Task brief:
Can you find the lines of the listing that include "מהרש" and copy every one?

Records for processing:
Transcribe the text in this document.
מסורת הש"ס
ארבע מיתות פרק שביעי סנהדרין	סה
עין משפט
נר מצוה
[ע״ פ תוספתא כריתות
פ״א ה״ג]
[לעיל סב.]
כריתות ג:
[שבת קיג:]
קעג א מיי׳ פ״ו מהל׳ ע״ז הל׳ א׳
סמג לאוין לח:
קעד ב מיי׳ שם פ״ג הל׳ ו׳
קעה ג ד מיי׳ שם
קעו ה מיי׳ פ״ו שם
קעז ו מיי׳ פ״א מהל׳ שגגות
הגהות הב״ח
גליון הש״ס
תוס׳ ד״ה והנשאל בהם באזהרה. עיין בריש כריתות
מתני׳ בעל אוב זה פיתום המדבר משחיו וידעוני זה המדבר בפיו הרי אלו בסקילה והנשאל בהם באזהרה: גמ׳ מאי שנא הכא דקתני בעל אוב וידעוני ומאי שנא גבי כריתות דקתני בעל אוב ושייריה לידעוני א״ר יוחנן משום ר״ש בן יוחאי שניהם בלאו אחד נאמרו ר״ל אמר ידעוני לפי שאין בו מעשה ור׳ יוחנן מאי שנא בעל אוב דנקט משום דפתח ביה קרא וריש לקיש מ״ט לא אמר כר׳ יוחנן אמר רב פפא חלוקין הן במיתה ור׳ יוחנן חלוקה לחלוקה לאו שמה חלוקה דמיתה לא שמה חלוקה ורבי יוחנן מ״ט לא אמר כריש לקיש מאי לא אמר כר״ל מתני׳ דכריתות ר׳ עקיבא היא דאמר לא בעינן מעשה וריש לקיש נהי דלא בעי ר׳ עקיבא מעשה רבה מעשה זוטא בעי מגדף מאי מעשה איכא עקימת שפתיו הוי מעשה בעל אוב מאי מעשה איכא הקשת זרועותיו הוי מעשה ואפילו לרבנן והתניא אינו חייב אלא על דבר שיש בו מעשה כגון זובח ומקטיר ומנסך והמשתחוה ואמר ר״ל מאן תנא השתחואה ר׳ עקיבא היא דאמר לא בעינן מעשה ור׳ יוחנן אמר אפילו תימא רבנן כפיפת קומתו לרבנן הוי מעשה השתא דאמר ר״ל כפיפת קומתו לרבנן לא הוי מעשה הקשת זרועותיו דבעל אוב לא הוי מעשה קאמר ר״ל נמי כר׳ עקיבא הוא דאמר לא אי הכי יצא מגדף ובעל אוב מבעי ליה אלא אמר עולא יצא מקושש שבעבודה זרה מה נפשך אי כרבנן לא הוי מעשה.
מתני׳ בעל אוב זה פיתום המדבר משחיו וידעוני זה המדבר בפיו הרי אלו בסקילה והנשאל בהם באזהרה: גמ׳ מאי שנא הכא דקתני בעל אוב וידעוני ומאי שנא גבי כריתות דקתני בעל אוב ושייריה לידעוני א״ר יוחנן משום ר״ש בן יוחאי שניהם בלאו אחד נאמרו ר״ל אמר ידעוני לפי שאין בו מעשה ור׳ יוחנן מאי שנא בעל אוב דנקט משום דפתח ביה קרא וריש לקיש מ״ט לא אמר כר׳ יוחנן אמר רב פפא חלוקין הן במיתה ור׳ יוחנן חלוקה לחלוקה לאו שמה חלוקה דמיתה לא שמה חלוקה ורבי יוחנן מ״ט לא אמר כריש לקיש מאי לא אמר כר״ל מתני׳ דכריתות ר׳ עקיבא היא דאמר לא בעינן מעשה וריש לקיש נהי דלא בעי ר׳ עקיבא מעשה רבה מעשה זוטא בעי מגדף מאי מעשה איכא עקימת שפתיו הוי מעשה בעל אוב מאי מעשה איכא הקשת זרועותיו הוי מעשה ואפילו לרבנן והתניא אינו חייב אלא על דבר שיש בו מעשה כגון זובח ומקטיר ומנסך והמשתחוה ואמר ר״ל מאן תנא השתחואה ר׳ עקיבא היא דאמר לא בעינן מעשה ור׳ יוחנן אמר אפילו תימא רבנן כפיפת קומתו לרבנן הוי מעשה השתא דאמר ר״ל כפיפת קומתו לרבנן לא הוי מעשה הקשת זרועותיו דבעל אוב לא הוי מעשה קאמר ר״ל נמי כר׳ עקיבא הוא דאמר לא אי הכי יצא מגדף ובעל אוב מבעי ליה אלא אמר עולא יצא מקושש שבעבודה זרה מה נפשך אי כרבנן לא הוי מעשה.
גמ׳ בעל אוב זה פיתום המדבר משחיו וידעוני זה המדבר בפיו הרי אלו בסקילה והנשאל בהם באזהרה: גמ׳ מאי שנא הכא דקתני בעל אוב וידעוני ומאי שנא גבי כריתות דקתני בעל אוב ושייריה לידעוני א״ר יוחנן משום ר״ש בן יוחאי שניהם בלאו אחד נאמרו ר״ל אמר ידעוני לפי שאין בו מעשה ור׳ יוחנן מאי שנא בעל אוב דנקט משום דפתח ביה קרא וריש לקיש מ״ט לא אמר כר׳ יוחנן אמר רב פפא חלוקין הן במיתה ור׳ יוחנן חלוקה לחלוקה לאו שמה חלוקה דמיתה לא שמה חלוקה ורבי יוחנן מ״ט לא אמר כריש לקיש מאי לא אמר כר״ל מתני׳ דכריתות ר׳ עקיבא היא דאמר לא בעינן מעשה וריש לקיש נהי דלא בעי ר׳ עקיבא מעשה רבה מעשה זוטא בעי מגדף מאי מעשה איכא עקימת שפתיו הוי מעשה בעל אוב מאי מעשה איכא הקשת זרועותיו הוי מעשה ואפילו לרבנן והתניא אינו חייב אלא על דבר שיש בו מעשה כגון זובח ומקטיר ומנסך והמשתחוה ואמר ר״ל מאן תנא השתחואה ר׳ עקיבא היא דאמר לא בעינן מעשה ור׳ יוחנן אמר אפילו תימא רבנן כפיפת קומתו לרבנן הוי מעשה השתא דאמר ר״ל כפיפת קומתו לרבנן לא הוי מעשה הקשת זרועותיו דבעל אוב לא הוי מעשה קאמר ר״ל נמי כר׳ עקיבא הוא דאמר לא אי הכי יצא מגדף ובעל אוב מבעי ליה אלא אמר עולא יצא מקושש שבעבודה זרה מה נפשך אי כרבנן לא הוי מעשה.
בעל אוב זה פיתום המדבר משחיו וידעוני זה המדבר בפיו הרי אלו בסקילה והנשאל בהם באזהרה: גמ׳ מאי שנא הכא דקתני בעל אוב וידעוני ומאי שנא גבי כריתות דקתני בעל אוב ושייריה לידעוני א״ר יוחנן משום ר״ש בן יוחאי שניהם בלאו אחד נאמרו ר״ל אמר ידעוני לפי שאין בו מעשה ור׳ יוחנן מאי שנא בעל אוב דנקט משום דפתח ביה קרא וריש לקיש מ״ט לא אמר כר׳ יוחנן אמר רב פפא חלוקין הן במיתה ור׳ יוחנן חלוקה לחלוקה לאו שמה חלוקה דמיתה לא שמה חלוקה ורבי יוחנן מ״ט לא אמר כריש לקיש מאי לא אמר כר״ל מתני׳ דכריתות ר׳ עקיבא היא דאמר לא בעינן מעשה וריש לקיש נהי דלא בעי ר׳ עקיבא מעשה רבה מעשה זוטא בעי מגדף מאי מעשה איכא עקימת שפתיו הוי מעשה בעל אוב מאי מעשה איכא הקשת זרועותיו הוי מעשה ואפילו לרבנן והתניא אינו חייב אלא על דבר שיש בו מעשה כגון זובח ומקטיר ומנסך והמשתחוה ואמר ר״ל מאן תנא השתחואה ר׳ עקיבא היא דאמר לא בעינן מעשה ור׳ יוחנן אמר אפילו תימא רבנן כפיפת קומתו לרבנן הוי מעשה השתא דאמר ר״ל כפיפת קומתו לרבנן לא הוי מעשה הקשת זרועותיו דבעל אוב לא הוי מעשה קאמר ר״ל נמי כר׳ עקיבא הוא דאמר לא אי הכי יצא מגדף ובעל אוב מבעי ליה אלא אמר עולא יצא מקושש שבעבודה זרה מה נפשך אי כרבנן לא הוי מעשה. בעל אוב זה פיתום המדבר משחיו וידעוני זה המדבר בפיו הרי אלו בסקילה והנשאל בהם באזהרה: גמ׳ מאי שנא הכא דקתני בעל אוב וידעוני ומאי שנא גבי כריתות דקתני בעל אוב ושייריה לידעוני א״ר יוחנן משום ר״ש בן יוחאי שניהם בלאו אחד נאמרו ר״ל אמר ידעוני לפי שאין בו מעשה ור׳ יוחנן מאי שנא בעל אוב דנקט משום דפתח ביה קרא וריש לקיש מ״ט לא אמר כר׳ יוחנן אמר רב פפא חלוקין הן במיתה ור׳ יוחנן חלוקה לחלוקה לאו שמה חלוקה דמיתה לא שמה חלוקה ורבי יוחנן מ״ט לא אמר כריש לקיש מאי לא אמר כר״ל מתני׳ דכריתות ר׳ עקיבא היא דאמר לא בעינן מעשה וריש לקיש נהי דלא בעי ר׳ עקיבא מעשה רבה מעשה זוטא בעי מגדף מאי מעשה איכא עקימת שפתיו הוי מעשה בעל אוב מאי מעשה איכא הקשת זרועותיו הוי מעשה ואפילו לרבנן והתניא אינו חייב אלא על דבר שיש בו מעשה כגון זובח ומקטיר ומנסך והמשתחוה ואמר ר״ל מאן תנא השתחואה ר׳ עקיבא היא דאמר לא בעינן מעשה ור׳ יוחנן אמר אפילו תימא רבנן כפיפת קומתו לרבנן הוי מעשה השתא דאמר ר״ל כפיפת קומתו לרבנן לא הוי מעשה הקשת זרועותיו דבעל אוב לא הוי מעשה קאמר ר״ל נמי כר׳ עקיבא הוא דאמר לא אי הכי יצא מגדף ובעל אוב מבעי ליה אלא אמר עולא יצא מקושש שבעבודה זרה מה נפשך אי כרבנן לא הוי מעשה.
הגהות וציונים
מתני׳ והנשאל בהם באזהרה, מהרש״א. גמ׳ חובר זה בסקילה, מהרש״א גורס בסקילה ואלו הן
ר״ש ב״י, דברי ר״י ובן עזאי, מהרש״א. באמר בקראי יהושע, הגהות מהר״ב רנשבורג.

Exercise solution:
מתני׳ והנשאל בהם באזהרה, מהרש״א. גמ׳ חובר זה בסקילה, מהרש״א גורס בסקילה ואלו הן
ר״ש ב״י, דברי ר״י ובן עזאי, מהרש״א. באמר בקראי יהושע, הגהות מהר״ב רנשבורג.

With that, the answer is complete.